*JOB*. Copy out all the lines in the records that include the word "What".

*MATERIAL PROVIDED*.
● ● ● ● ●
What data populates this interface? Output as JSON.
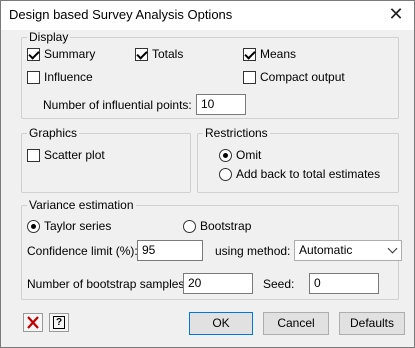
● ● ● ● ●
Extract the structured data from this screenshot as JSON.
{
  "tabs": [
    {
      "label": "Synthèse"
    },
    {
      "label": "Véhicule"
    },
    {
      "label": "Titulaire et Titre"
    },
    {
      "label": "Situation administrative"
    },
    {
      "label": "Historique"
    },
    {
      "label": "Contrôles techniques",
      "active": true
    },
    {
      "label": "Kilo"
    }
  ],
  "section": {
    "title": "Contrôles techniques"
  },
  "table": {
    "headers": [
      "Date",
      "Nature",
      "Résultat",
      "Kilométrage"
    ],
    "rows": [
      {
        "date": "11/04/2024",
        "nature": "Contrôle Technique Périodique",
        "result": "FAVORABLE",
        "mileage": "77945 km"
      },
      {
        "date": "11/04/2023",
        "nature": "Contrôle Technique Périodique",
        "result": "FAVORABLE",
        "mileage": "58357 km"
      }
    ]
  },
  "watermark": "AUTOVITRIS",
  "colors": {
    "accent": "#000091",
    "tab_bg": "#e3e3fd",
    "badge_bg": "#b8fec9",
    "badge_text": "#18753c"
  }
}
● ● ● ● ●
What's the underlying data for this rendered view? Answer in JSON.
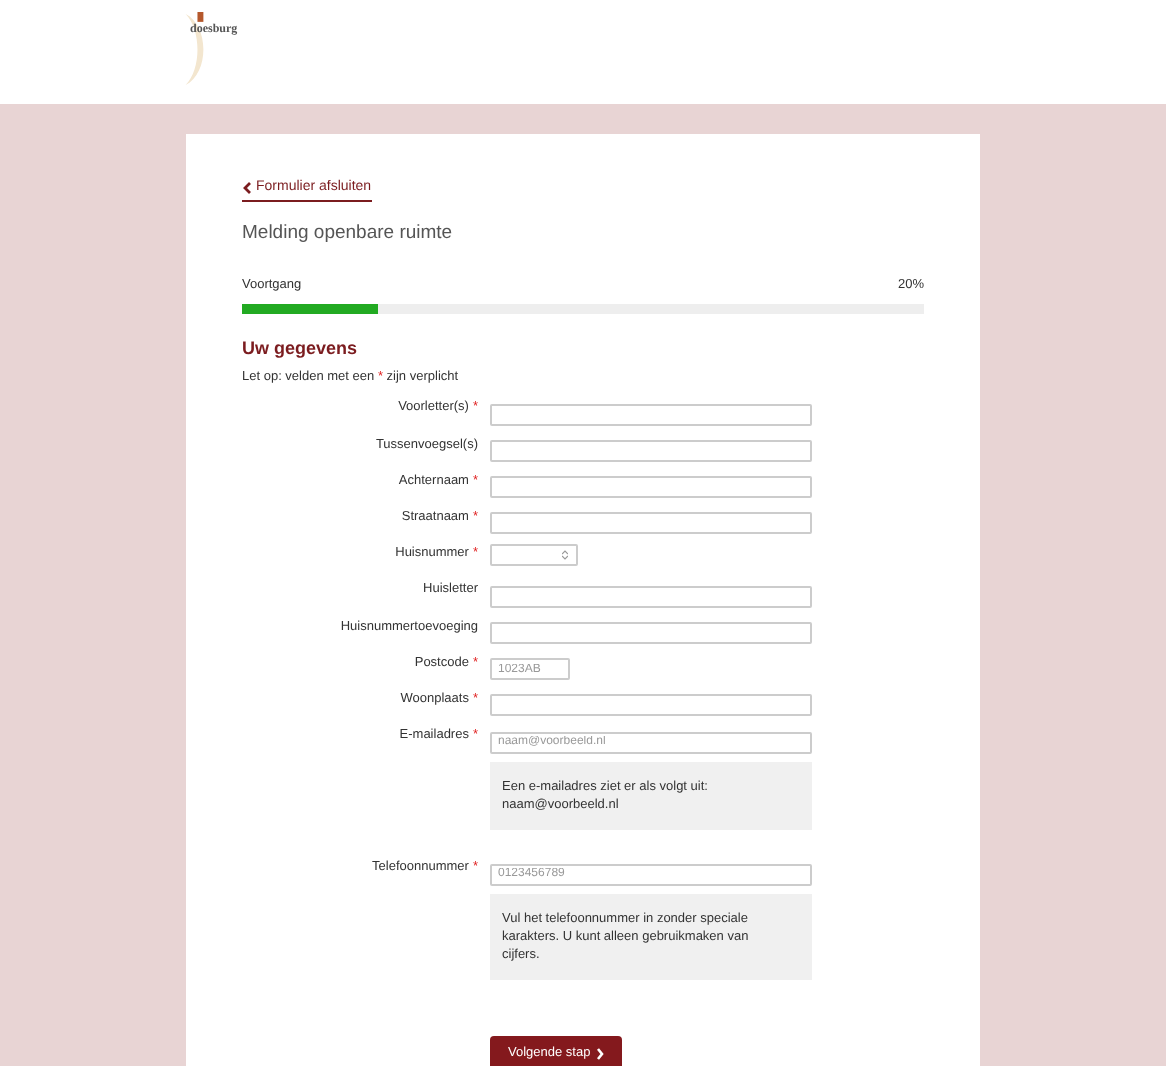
● ● ● ● ●
*WORKED SOLUTION*.
What data populates this interface? Output as JSON.
What's the underlying data for this rendered view? Answer in JSON.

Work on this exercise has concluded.